### Records excerpted from a collection
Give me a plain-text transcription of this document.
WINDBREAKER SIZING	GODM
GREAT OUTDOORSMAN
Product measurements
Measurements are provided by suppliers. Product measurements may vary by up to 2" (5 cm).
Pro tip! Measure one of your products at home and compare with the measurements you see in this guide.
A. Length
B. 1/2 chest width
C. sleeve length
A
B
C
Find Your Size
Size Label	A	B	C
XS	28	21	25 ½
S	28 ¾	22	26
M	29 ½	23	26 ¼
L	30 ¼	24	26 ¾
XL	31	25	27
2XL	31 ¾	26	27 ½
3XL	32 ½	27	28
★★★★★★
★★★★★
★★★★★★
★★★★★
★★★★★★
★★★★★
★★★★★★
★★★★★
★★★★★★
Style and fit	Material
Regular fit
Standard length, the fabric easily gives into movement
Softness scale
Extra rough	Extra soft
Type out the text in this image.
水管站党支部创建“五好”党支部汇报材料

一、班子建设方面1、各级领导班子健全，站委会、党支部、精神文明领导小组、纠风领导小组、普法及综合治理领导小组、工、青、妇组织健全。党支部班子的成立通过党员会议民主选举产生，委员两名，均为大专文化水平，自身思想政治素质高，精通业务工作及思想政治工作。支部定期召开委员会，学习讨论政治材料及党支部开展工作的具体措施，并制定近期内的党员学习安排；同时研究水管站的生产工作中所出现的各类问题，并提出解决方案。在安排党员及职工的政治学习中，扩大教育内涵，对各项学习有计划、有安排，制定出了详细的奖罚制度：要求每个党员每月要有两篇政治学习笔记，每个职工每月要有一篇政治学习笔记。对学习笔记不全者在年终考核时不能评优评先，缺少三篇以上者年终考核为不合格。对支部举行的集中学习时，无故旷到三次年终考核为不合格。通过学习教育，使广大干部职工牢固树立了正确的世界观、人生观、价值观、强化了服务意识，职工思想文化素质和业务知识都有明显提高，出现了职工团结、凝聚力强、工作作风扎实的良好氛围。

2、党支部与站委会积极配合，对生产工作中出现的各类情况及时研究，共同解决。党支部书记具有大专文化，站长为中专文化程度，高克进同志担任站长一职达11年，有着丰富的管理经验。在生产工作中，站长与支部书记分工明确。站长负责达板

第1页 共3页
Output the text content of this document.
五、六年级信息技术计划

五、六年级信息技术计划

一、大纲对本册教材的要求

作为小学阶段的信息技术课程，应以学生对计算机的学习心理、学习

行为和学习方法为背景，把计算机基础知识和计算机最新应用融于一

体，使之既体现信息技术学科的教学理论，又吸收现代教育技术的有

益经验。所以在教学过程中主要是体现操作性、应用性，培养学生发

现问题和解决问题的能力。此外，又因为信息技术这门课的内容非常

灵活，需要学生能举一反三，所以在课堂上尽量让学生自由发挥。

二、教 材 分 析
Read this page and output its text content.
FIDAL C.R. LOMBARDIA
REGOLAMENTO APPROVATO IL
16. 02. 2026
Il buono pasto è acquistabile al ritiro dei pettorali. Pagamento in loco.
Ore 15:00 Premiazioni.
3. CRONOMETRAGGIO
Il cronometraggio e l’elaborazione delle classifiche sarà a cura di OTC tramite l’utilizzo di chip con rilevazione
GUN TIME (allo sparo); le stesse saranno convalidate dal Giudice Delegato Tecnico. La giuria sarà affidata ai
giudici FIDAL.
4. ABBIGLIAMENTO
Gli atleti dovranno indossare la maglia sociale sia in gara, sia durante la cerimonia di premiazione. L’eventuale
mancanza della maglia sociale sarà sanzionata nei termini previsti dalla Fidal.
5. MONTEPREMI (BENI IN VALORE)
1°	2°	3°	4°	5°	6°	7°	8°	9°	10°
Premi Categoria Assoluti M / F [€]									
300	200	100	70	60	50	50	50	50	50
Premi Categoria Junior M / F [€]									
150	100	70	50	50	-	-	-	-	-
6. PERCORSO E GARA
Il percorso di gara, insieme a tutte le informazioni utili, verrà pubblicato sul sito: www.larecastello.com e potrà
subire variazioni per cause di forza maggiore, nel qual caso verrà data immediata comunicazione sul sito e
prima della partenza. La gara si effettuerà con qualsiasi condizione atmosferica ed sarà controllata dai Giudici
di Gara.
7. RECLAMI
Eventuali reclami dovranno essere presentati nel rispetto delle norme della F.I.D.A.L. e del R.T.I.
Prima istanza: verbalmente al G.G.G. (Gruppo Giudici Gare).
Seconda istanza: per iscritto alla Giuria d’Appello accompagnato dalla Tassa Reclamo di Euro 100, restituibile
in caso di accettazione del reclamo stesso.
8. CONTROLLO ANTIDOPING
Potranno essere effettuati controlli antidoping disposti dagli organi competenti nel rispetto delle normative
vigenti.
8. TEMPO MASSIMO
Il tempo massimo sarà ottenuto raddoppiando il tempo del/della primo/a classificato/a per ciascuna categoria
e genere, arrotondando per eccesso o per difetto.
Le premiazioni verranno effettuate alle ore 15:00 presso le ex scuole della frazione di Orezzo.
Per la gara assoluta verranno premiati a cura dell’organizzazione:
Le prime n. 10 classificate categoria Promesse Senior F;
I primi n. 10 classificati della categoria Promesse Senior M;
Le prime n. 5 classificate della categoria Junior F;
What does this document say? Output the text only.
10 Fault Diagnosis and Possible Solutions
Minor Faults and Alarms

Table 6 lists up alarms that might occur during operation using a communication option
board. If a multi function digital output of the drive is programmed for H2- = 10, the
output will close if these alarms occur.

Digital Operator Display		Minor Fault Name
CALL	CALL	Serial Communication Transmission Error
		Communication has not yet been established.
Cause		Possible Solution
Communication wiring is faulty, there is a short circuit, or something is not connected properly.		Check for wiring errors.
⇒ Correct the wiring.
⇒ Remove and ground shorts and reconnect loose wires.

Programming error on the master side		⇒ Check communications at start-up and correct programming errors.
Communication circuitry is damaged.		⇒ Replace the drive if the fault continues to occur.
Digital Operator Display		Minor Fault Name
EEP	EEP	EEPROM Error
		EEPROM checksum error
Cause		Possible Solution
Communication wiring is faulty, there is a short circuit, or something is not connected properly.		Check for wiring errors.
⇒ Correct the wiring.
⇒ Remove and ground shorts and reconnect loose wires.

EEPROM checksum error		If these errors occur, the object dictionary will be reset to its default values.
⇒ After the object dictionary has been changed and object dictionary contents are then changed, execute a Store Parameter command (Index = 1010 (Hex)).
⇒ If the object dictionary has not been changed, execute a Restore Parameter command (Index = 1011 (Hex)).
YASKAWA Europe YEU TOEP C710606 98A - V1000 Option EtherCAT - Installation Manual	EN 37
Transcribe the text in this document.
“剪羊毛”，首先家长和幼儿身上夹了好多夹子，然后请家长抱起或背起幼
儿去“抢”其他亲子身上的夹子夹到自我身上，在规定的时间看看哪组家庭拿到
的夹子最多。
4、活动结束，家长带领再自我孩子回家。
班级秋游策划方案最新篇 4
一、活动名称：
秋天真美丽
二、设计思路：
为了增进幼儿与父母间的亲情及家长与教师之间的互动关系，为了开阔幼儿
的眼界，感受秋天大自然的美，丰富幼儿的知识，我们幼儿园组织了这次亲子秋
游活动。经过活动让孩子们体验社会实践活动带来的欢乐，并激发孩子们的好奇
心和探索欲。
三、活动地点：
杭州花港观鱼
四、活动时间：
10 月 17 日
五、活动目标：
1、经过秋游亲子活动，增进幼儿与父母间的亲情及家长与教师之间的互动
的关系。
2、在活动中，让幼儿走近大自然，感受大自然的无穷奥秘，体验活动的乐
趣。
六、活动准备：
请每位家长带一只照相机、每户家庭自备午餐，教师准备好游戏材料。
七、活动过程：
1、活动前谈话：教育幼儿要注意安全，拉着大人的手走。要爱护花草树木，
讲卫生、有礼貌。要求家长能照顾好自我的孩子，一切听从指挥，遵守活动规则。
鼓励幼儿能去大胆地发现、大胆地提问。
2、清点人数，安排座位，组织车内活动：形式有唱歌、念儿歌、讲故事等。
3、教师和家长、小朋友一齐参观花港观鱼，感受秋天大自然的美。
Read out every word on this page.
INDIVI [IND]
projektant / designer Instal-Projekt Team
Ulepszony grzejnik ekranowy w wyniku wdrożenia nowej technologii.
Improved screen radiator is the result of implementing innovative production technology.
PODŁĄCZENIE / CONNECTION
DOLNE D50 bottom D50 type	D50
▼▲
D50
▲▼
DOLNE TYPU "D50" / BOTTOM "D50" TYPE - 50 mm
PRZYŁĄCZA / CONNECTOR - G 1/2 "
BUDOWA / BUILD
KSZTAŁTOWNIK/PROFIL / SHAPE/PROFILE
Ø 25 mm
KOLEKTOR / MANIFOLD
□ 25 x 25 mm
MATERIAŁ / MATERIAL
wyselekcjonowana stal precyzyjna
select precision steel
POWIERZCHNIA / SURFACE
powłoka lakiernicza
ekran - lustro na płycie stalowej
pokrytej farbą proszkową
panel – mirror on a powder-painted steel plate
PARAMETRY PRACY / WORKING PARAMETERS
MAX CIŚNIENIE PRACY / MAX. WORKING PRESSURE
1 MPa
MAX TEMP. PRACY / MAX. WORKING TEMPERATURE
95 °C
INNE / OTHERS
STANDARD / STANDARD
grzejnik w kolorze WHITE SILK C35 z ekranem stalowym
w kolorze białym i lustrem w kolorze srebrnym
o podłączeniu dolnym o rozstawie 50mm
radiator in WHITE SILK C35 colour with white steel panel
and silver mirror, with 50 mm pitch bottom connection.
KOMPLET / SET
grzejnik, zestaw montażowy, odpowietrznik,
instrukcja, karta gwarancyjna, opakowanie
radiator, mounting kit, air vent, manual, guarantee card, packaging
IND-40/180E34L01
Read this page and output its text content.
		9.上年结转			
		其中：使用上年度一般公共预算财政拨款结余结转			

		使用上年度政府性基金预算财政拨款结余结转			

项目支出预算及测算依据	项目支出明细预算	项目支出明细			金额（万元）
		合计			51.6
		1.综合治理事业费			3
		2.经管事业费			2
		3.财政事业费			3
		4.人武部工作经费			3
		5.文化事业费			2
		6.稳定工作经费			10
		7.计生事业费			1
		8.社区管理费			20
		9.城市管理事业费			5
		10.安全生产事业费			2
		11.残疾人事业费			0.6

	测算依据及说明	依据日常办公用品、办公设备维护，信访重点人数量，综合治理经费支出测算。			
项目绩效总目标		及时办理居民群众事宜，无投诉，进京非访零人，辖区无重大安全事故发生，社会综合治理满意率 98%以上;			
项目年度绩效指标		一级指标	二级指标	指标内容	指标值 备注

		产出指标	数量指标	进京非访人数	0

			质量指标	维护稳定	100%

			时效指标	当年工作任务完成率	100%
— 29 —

### Objective
Make a list of all lines in the data that contain "dalla".

### Right answer
mancanza della maglia sociale sarà sanzionata nei termini previsti dalla Fidal.
Seconda istanza: per iscritto alla Giuria d’Appello accompagnato dalla Tassa Reclamo di Euro 100, restituibile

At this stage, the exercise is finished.